• **Exercise**
Keep only the lines where "Detail" appears.

__________________________________________________

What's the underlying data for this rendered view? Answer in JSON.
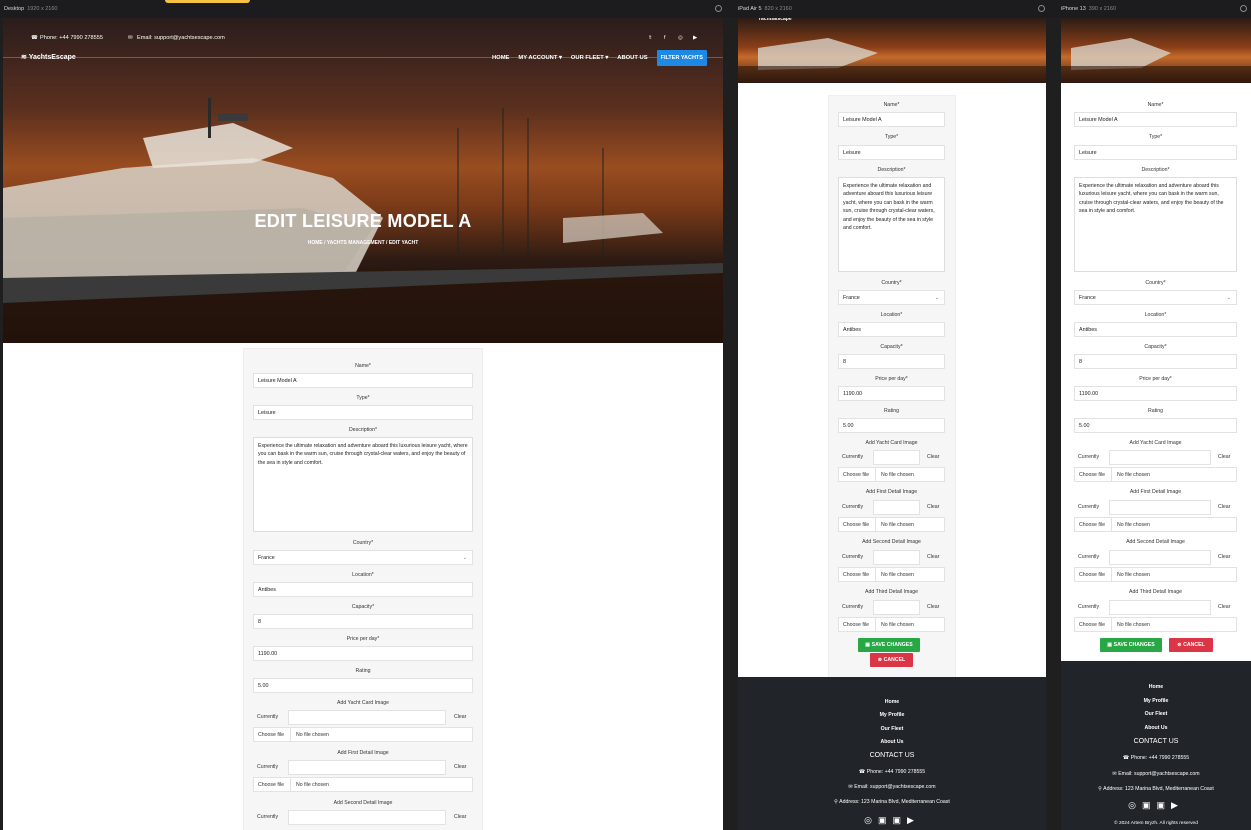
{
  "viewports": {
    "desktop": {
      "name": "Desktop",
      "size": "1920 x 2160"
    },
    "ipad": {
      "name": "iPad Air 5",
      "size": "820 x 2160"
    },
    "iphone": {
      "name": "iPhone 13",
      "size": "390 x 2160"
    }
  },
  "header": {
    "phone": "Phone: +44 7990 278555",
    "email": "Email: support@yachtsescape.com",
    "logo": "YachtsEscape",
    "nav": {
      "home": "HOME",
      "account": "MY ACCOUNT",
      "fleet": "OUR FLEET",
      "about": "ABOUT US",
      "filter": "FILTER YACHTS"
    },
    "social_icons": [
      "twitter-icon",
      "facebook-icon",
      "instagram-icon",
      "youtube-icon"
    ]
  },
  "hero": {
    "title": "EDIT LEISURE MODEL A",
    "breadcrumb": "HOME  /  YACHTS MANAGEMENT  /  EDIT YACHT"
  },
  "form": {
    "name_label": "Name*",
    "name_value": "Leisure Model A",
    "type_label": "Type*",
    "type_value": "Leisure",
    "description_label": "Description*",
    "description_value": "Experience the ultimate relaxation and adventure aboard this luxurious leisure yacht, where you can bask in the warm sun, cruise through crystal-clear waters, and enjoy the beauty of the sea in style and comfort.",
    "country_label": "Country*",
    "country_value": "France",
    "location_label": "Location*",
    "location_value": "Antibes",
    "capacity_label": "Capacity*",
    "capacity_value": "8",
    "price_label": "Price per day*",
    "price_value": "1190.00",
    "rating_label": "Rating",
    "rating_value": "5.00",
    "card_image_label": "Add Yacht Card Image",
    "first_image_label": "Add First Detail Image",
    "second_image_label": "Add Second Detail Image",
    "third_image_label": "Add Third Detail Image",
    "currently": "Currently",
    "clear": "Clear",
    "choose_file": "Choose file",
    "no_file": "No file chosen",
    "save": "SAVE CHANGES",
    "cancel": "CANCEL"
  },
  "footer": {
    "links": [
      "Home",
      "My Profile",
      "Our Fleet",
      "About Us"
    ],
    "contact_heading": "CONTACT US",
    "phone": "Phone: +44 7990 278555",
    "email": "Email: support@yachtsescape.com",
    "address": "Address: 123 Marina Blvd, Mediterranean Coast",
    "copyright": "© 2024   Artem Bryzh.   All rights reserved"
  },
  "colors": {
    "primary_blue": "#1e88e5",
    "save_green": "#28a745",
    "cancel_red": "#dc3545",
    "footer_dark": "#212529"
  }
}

__________________________________________________

• **Exercise response**
    "first_image_label": "Add First Detail Image",
    "second_image_label": "Add Second Detail Image",
    "third_image_label": "Add Third Detail Image",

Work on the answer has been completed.